BEGIN Supplied information

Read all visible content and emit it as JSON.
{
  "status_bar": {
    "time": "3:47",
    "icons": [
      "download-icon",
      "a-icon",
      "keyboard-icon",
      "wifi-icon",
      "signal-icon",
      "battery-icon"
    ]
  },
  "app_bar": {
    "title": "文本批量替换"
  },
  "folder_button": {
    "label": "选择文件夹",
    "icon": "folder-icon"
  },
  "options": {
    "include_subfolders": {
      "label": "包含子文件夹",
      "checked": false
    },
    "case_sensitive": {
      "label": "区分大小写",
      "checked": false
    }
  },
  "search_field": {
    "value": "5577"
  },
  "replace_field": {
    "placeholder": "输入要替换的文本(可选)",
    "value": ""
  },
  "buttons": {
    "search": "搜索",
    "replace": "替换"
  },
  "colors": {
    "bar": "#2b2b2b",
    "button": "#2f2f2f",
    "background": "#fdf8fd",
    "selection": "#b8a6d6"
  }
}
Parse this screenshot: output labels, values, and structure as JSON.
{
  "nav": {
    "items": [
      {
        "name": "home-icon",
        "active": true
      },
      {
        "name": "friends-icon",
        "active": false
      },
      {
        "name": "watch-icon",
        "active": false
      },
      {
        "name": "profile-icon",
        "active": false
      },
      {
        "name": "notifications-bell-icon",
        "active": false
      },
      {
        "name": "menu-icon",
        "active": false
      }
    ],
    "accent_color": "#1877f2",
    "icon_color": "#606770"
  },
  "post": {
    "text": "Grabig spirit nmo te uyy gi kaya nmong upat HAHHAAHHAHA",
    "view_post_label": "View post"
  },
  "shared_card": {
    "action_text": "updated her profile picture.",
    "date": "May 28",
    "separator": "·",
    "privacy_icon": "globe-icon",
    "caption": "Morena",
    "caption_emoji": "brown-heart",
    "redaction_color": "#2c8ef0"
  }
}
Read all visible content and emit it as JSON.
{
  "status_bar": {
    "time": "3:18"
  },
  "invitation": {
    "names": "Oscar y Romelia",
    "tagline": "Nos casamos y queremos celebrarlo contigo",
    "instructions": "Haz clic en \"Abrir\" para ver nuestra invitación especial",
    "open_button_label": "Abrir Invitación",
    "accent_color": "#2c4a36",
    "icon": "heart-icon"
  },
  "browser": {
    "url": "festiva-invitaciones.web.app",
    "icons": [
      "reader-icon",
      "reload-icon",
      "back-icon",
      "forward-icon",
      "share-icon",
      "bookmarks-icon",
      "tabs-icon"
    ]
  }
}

END Supplied information

◆ **What you need to do**
Copy out the whole listing exactly; please set it all down.

◆ **Output below**
Read all visible content and emit it as JSON.
{
  "status_bar": {
    "time": "3:47",
    "icons": [
      "download-icon",
      "a-icon",
      "keyboard-icon",
      "wifi-icon",
      "signal-icon",
      "battery-icon"
    ]
  },
  "app_bar": {
    "title": "文本批量替换"
  },
  "folder_button": {
    "label": "选择文件夹",
    "icon": "folder-icon"
  },
  "options": {
    "include_subfolders": {
      "label": "包含子文件夹",
      "checked": false
    },
    "case_sensitive": {
      "label": "区分大小写",
      "checked": false
    }
  },
  "search_field": {
    "value": "5577"
  },
  "replace_field": {
    "placeholder": "输入要替换的文本(可选)",
    "value": ""
  },
  "buttons": {
    "search": "搜索",
    "replace": "替换"
  },
  "colors": {
    "bar": "#2b2b2b",
    "button": "#2f2f2f",
    "background": "#fdf8fd",
    "selection": "#b8a6d6"
  }
}
Parse this screenshot: output labels, values, and structure as JSON.
{
  "nav": {
    "items": [
      {
        "name": "home-icon",
        "active": true
      },
      {
        "name": "friends-icon",
        "active": false
      },
      {
        "name": "watch-icon",
        "active": false
      },
      {
        "name": "profile-icon",
        "active": false
      },
      {
        "name": "notifications-bell-icon",
        "active": false
      },
      {
        "name": "menu-icon",
        "active": false
      }
    ],
    "accent_color": "#1877f2",
    "icon_color": "#606770"
  },
  "post": {
    "text": "Grabig spirit nmo te uyy gi kaya nmong upat HAHHAAHHAHA",
    "view_post_label": "View post"
  },
  "shared_card": {
    "action_text": "updated her profile picture.",
    "date": "May 28",
    "separator": "·",
    "privacy_icon": "globe-icon",
    "caption": "Morena",
    "caption_emoji": "brown-heart",
    "redaction_color": "#2c8ef0"
  }
}
Read all visible content and emit it as JSON.
{
  "status_bar": {
    "time": "3:18"
  },
  "invitation": {
    "names": "Oscar y Romelia",
    "tagline": "Nos casamos y queremos celebrarlo contigo",
    "instructions": "Haz clic en \"Abrir\" para ver nuestra invitación especial",
    "open_button_label": "Abrir Invitación",
    "accent_color": "#2c4a36",
    "icon": "heart-icon"
  },
  "browser": {
    "url": "festiva-invitaciones.web.app",
    "icons": [
      "reader-icon",
      "reload-icon",
      "back-icon",
      "forward-icon",
      "share-icon",
      "bookmarks-icon",
      "tabs-icon"
    ]
  }
}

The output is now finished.